▶ _Stated goal_: Leave the pictures out and print every record below exactly as it stands.

▶ _The data_:

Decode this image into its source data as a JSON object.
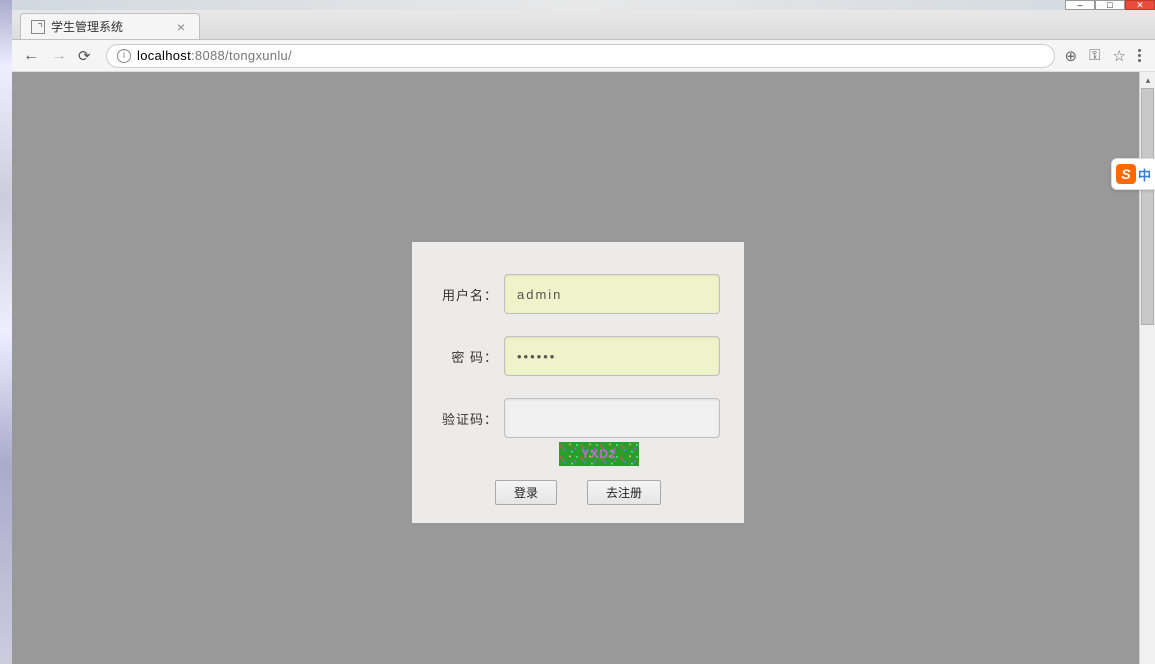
{
  "browser": {
    "tab_title": "学生管理系统",
    "url_host": "localhost",
    "url_port_path": ":8088/tongxunlu/"
  },
  "form": {
    "username_label": "用户名：",
    "username_value": "admin",
    "password_label": "密  码：",
    "password_value": "••••••",
    "captcha_label": "验证码：",
    "captcha_text": "YXD2",
    "login_button": "登录",
    "register_button": "去注册"
  },
  "ime": {
    "logo": "S",
    "lang": "中"
  }
}
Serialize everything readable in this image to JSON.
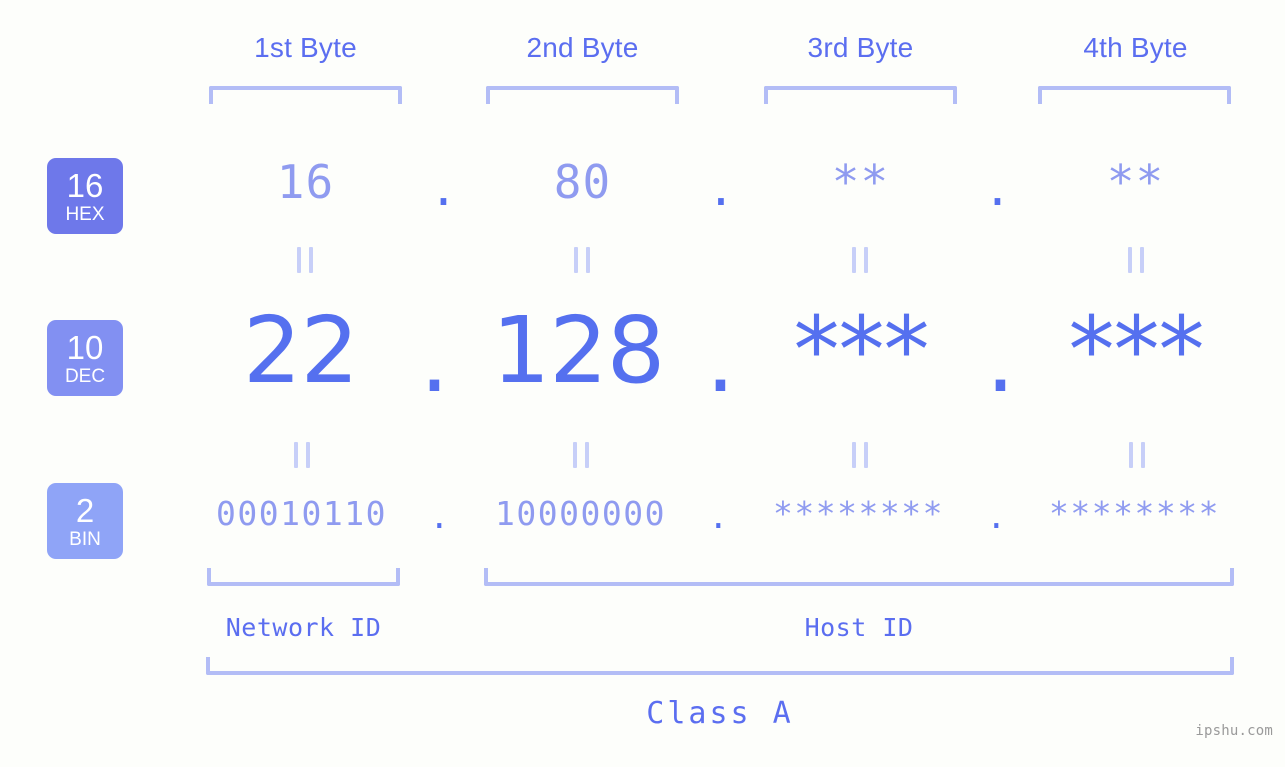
{
  "background_color": "#fdfefb",
  "accent_color": "#5570ef",
  "bracket_color": "#b3bdf6",
  "headers": {
    "byte1": "1st Byte",
    "byte2": "2nd Byte",
    "byte3": "3rd Byte",
    "byte4": "4th Byte"
  },
  "badges": {
    "hex": {
      "base": "16",
      "abbr": "HEX",
      "color": "#6e78ea"
    },
    "dec": {
      "base": "10",
      "abbr": "DEC",
      "color": "#8290f2"
    },
    "bin": {
      "base": "2",
      "abbr": "BIN",
      "color": "#8fa4f7"
    }
  },
  "separator": ".",
  "equals_mark": "||",
  "rows": {
    "hex": {
      "label": "HEX",
      "byte1": "16",
      "byte2": "80",
      "byte3": "**",
      "byte4": "**"
    },
    "dec": {
      "label": "DEC",
      "byte1": "22",
      "byte2": "128",
      "byte3": "***",
      "byte4": "***"
    },
    "bin": {
      "label": "BIN",
      "byte1": "00010110",
      "byte2": "10000000",
      "byte3": "********",
      "byte4": "********"
    }
  },
  "footer": {
    "network_id": "Network ID",
    "host_id": "Host ID",
    "class": "Class A"
  },
  "watermark": "ipshu.com"
}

▶ _Response to the task_:
Decode this image into its source data as a JSON object.
{
  "browser": {
    "tab_title": "学生管理系统",
    "url_host": "localhost",
    "url_port_path": ":8088/tongxunlu/"
  },
  "form": {
    "username_label": "用户名：",
    "username_value": "admin",
    "password_label": "密  码：",
    "password_value": "••••••",
    "captcha_label": "验证码：",
    "captcha_text": "YXD2",
    "login_button": "登录",
    "register_button": "去注册"
  },
  "ime": {
    "logo": "S",
    "lang": "中"
  }
}
Serialize everything readable in this image to JSON.
{
  "background_color": "#fdfefb",
  "accent_color": "#5570ef",
  "bracket_color": "#b3bdf6",
  "headers": {
    "byte1": "1st Byte",
    "byte2": "2nd Byte",
    "byte3": "3rd Byte",
    "byte4": "4th Byte"
  },
  "badges": {
    "hex": {
      "base": "16",
      "abbr": "HEX",
      "color": "#6e78ea"
    },
    "dec": {
      "base": "10",
      "abbr": "DEC",
      "color": "#8290f2"
    },
    "bin": {
      "base": "2",
      "abbr": "BIN",
      "color": "#8fa4f7"
    }
  },
  "separator": ".",
  "equals_mark": "||",
  "rows": {
    "hex": {
      "label": "HEX",
      "byte1": "16",
      "byte2": "80",
      "byte3": "**",
      "byte4": "**"
    },
    "dec": {
      "label": "DEC",
      "byte1": "22",
      "byte2": "128",
      "byte3": "***",
      "byte4": "***"
    },
    "bin": {
      "label": "BIN",
      "byte1": "00010110",
      "byte2": "10000000",
      "byte3": "********",
      "byte4": "********"
    }
  },
  "footer": {
    "network_id": "Network ID",
    "host_id": "Host ID",
    "class": "Class A"
  },
  "watermark": "ipshu.com"
}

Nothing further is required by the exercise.